* Exercise instructions:
Your task is to copy the listing exactly, with the pictures left out.

* Working data:
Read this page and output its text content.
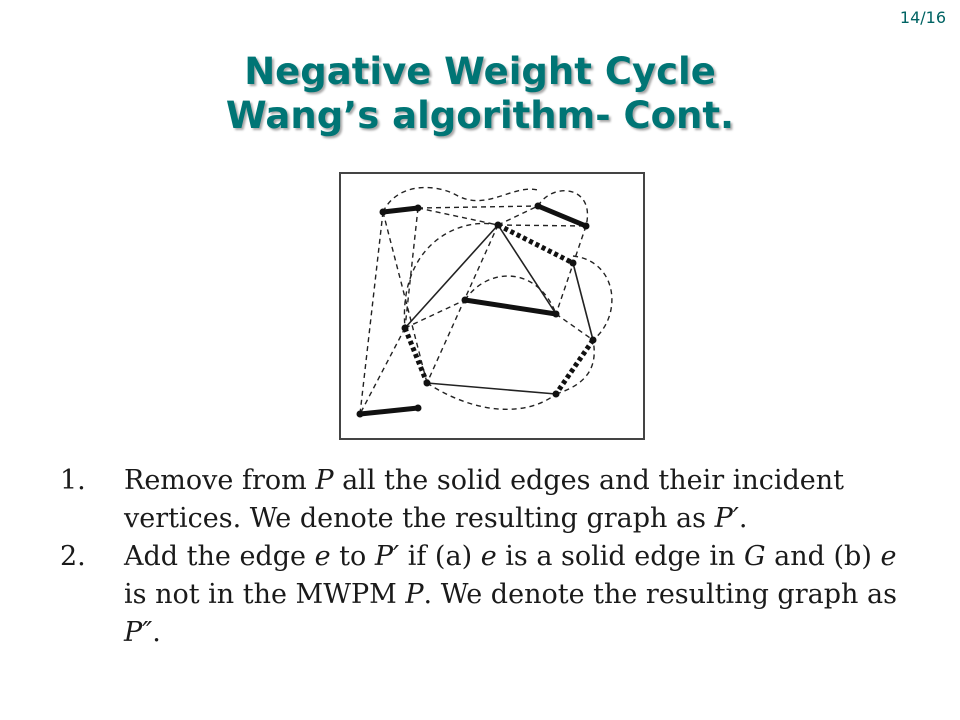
14/16
Negative Weight Cycle
Wang’s algorithm- Cont.
1. Remove from P all the solid edges and their incident vertices. We denote the resulting graph as P′.
2. Add the edge e to P′ if (a) e is a solid edge in G and (b) e is not in the MWPM P. We denote the resulting graph as P″.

* Completed exercise:
Read this page and output its text content.
14/16
Negative Weight Cycle
Wang’s algorithm- Cont.
1. Remove from P all the solid edges and their incident vertices. We denote the resulting graph as P′.
2. Add the edge e to P′ if (a) e is a solid edge in G and (b) e is not in the MWPM P. We denote the resulting graph as P″.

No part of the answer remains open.